----- DATASET RECORDS -----
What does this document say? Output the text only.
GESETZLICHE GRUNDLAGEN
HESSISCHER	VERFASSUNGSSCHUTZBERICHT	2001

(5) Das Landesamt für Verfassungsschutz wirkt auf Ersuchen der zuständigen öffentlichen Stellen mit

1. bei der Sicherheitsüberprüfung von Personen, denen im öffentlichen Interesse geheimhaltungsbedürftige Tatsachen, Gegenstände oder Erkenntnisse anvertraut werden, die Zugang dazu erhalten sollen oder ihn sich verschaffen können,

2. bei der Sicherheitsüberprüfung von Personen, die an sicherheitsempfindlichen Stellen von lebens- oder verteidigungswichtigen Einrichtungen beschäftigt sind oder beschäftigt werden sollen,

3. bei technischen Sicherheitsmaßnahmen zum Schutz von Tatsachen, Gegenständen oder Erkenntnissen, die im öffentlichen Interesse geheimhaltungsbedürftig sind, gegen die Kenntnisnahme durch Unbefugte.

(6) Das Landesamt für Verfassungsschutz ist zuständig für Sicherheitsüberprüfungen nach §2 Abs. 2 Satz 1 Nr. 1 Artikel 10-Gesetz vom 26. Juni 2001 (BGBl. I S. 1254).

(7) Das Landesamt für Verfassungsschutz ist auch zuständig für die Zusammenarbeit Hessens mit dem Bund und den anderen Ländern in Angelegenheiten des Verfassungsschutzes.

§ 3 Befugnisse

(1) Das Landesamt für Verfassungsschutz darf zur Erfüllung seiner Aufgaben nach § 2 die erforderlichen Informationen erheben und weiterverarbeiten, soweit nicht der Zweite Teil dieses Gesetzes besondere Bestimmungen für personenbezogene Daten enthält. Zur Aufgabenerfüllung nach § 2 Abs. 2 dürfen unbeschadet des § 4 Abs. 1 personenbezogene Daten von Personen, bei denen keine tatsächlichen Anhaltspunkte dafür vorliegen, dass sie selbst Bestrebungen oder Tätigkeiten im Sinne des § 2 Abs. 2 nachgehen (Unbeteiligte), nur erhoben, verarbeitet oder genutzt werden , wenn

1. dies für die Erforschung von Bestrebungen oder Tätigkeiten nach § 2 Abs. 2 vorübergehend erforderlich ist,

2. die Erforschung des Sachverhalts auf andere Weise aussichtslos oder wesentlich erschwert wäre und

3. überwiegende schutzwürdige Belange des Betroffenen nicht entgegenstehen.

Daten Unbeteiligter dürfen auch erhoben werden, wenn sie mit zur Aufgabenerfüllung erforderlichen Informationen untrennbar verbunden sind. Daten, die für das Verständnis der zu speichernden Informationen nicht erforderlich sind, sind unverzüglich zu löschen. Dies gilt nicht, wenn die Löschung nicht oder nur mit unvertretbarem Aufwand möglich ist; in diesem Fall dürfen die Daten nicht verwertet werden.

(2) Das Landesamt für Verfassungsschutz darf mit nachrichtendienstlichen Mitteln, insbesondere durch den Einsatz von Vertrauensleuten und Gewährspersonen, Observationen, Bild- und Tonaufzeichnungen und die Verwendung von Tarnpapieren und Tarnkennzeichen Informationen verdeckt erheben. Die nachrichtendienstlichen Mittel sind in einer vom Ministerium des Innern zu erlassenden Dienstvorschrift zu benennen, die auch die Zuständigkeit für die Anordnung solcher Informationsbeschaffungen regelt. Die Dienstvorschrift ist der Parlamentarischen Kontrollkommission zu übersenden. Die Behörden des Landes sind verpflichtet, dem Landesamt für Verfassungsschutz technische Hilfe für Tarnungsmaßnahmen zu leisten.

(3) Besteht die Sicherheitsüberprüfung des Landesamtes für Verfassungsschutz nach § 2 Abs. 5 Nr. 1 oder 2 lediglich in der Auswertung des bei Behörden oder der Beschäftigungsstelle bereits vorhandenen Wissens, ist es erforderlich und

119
-----
Copy out the material word for word and line for line.

What does this document say? Output the text only.
GESETZLICHE GRUNDLAGEN
HESSISCHER	VERFASSUNGSSCHUTZBERICHT	2001

(5) Das Landesamt für Verfassungsschutz wirkt auf Ersuchen der zuständigen öffentlichen Stellen mit

1. bei der Sicherheitsüberprüfung von Personen, denen im öffentlichen Interesse geheimhaltungsbedürftige Tatsachen, Gegenstände oder Erkenntnisse anvertraut werden, die Zugang dazu erhalten sollen oder ihn sich verschaffen können,

2. bei der Sicherheitsüberprüfung von Personen, die an sicherheitsempfindlichen Stellen von lebens- oder verteidigungswichtigen Einrichtungen beschäftigt sind oder beschäftigt werden sollen,

3. bei technischen Sicherheitsmaßnahmen zum Schutz von Tatsachen, Gegenständen oder Erkenntnissen, die im öffentlichen Interesse geheimhaltungsbedürftig sind, gegen die Kenntnisnahme durch Unbefugte.

(6) Das Landesamt für Verfassungsschutz ist zuständig für Sicherheitsüberprüfungen nach §2 Abs. 2 Satz 1 Nr. 1 Artikel 10-Gesetz vom 26. Juni 2001 (BGBl. I S. 1254).

(7) Das Landesamt für Verfassungsschutz ist auch zuständig für die Zusammenarbeit Hessens mit dem Bund und den anderen Ländern in Angelegenheiten des Verfassungsschutzes.

§ 3 Befugnisse

(1) Das Landesamt für Verfassungsschutz darf zur Erfüllung seiner Aufgaben nach § 2 die erforderlichen Informationen erheben und weiterverarbeiten, soweit nicht der Zweite Teil dieses Gesetzes besondere Bestimmungen für personenbezogene Daten enthält. Zur Aufgabenerfüllung nach § 2 Abs. 2 dürfen unbeschadet des § 4 Abs. 1 personenbezogene Daten von Personen, bei denen keine tatsächlichen Anhaltspunkte dafür vorliegen, dass sie selbst Bestrebungen oder Tätigkeiten im Sinne des § 2 Abs. 2 nachgehen (Unbeteiligte), nur erhoben, verarbeitet oder genutzt werden , wenn

1. dies für die Erforschung von Bestrebungen oder Tätigkeiten nach § 2 Abs. 2 vorübergehend erforderlich ist,

2. die Erforschung des Sachverhalts auf andere Weise aussichtslos oder wesentlich erschwert wäre und

3. überwiegende schutzwürdige Belange des Betroffenen nicht entgegenstehen.

Daten Unbeteiligter dürfen auch erhoben werden, wenn sie mit zur Aufgabenerfüllung erforderlichen Informationen untrennbar verbunden sind. Daten, die für das Verständnis der zu speichernden Informationen nicht erforderlich sind, sind unverzüglich zu löschen. Dies gilt nicht, wenn die Löschung nicht oder nur mit unvertretbarem Aufwand möglich ist; in diesem Fall dürfen die Daten nicht verwertet werden.

(2) Das Landesamt für Verfassungsschutz darf mit nachrichtendienstlichen Mitteln, insbesondere durch den Einsatz von Vertrauensleuten und Gewährspersonen, Observationen, Bild- und Tonaufzeichnungen und die Verwendung von Tarnpapieren und Tarnkennzeichen Informationen verdeckt erheben. Die nachrichtendienstlichen Mittel sind in einer vom Ministerium des Innern zu erlassenden Dienstvorschrift zu benennen, die auch die Zuständigkeit für die Anordnung solcher Informationsbeschaffungen regelt. Die Dienstvorschrift ist der Parlamentarischen Kontrollkommission zu übersenden. Die Behörden des Landes sind verpflichtet, dem Landesamt für Verfassungsschutz technische Hilfe für Tarnungsmaßnahmen zu leisten.

(3) Besteht die Sicherheitsüberprüfung des Landesamtes für Verfassungsschutz nach § 2 Abs. 5 Nr. 1 oder 2 lediglich in der Auswertung des bei Behörden oder der Beschäftigungsstelle bereits vorhandenen Wissens, ist es erforderlich und

119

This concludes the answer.